• **Requirements**
Records follow. Copy every line with "Clients".

• **Given records**
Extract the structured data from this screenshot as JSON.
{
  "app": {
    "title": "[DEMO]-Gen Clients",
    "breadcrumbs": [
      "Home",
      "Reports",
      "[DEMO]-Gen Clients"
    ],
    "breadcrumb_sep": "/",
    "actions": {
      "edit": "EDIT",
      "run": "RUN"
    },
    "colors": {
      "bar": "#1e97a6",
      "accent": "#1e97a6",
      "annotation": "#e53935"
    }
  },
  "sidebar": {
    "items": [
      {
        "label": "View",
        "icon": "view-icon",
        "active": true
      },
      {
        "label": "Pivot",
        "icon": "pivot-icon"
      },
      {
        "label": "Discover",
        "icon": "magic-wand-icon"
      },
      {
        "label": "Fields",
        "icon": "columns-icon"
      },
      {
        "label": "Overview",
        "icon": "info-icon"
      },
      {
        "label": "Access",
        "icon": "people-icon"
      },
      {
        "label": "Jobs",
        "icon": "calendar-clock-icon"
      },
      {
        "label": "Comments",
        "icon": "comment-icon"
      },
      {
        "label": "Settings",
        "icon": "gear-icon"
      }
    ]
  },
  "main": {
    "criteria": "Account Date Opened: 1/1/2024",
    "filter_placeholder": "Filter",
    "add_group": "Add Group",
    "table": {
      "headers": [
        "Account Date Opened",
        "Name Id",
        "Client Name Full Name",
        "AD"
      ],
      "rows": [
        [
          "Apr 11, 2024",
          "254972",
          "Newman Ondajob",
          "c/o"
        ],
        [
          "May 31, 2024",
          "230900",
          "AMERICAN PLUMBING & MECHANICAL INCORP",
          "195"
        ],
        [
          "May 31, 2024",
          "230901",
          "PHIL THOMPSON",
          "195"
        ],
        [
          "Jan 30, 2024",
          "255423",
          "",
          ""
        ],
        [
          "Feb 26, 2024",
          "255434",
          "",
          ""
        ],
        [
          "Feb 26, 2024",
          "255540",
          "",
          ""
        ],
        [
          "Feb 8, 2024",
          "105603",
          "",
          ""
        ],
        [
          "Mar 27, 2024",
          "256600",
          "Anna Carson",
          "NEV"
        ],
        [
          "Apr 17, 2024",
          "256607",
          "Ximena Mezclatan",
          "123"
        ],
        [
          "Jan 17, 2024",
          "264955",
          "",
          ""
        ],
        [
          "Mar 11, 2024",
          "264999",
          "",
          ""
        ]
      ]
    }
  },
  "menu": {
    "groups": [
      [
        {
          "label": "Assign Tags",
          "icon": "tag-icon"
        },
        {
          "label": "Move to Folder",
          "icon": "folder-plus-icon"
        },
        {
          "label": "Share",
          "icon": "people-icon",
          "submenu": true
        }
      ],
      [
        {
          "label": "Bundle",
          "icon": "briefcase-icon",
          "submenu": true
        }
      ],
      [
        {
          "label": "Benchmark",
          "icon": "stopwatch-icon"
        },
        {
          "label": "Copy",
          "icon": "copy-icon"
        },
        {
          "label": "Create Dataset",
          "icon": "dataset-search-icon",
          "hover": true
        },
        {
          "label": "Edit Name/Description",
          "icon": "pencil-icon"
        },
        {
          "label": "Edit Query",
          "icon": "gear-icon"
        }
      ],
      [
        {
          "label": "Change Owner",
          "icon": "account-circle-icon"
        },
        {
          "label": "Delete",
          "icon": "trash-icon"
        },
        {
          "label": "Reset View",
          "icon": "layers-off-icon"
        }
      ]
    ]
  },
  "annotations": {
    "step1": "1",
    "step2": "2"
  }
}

• **Solution for this task**
    "title": "[DEMO]-Gen Clients",
      "[DEMO]-Gen Clients"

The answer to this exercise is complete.